▸ REQUEST:
Exactly reproduce the lines from the line bearing "Give me a plain-text" through the end of the listing, inclusive of both; pictures are to be omitted.

▸ DATA IN THIS EXERCISE:
##############################

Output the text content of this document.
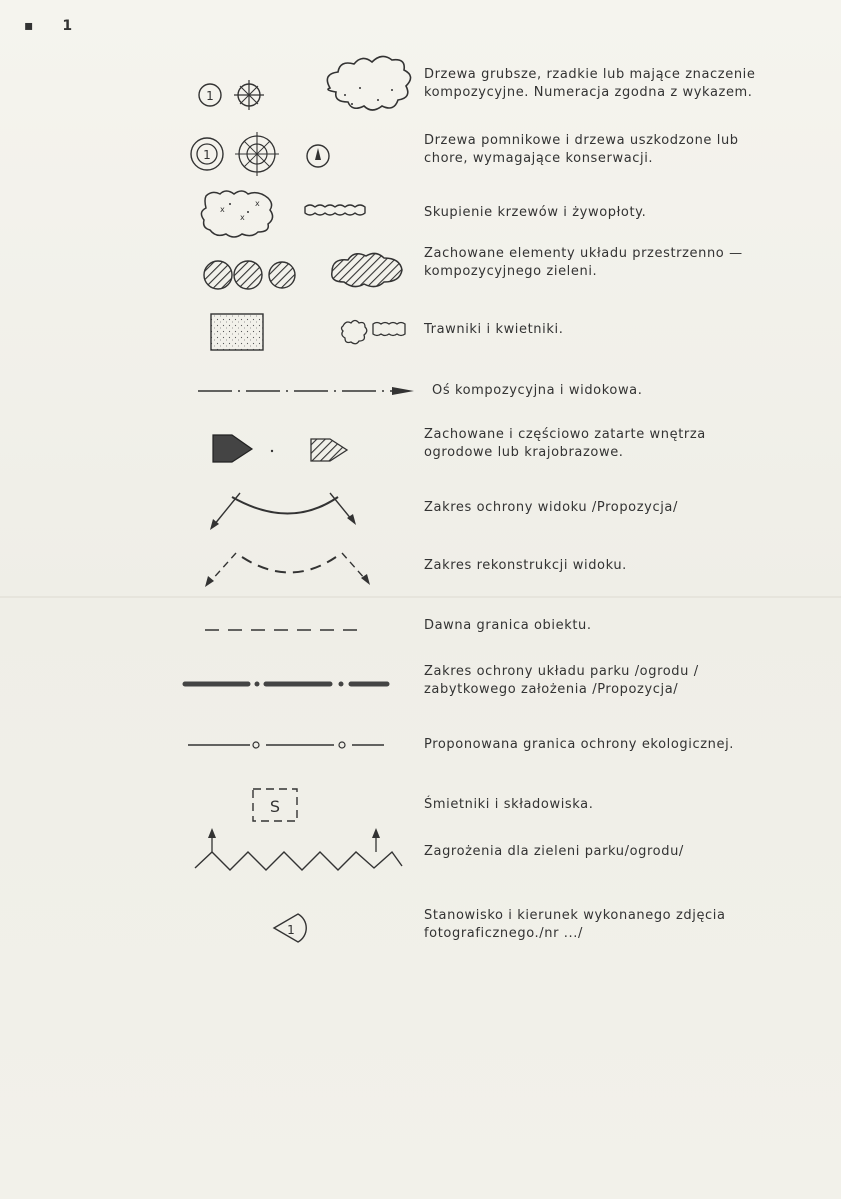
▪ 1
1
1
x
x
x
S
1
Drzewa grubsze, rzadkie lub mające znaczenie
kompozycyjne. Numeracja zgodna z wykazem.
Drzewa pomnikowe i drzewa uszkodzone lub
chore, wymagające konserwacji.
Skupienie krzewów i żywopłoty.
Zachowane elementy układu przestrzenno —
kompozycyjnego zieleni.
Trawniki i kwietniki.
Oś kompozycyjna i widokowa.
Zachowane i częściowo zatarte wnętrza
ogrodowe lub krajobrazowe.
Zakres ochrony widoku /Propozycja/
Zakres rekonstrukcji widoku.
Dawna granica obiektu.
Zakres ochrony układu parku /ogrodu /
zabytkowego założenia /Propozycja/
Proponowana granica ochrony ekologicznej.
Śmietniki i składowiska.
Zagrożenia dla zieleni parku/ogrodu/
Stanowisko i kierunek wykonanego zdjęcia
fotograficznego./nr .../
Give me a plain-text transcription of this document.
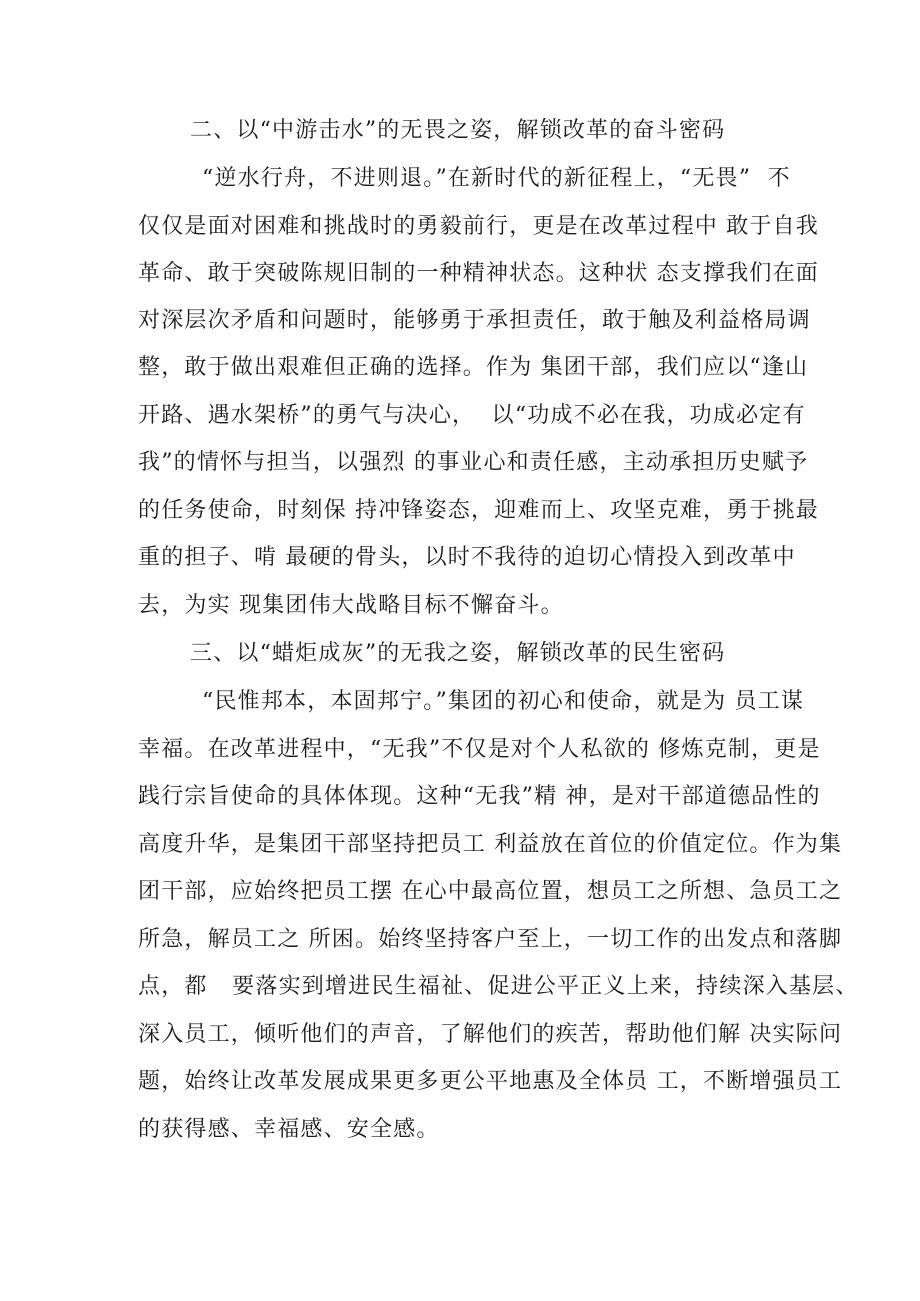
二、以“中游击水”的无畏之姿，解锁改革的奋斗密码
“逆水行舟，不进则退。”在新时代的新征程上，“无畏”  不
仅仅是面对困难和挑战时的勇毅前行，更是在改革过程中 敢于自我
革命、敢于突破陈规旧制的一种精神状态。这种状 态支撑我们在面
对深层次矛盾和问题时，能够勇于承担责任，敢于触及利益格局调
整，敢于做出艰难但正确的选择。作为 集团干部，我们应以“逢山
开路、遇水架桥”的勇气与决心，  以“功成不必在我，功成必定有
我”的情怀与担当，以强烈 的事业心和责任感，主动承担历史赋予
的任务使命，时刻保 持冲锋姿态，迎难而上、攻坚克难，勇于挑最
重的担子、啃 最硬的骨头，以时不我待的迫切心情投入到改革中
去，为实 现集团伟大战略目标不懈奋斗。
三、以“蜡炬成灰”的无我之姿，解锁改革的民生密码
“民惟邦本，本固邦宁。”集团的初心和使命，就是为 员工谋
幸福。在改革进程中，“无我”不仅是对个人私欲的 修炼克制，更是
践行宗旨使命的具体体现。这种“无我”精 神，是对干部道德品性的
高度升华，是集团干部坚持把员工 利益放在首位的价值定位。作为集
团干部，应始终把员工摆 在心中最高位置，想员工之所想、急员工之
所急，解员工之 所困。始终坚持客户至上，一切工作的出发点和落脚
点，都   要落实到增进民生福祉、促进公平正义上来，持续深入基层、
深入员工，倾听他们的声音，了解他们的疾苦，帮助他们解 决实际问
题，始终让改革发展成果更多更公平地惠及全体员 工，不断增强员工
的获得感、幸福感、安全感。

##############################

▸ OUTPUT OF THE EXERCISE:
Give me a plain-text transcription of this document.
二、以“中游击水”的无畏之姿，解锁改革的奋斗密码
“逆水行舟，不进则退。”在新时代的新征程上，“无畏”  不
仅仅是面对困难和挑战时的勇毅前行，更是在改革过程中 敢于自我
革命、敢于突破陈规旧制的一种精神状态。这种状 态支撑我们在面
对深层次矛盾和问题时，能够勇于承担责任，敢于触及利益格局调
整，敢于做出艰难但正确的选择。作为 集团干部，我们应以“逢山
开路、遇水架桥”的勇气与决心，  以“功成不必在我，功成必定有
我”的情怀与担当，以强烈 的事业心和责任感，主动承担历史赋予
的任务使命，时刻保 持冲锋姿态，迎难而上、攻坚克难，勇于挑最
重的担子、啃 最硬的骨头，以时不我待的迫切心情投入到改革中
去，为实 现集团伟大战略目标不懈奋斗。
三、以“蜡炬成灰”的无我之姿，解锁改革的民生密码
“民惟邦本，本固邦宁。”集团的初心和使命，就是为 员工谋
幸福。在改革进程中，“无我”不仅是对个人私欲的 修炼克制，更是
践行宗旨使命的具体体现。这种“无我”精 神，是对干部道德品性的
高度升华，是集团干部坚持把员工 利益放在首位的价值定位。作为集
团干部，应始终把员工摆 在心中最高位置，想员工之所想、急员工之
所急，解员工之 所困。始终坚持客户至上，一切工作的出发点和落脚
点，都   要落实到增进民生福祉、促进公平正义上来，持续深入基层、
深入员工，倾听他们的声音，了解他们的疾苦，帮助他们解 决实际问
题，始终让改革发展成果更多更公平地惠及全体员 工，不断增强员工
的获得感、幸福感、安全感。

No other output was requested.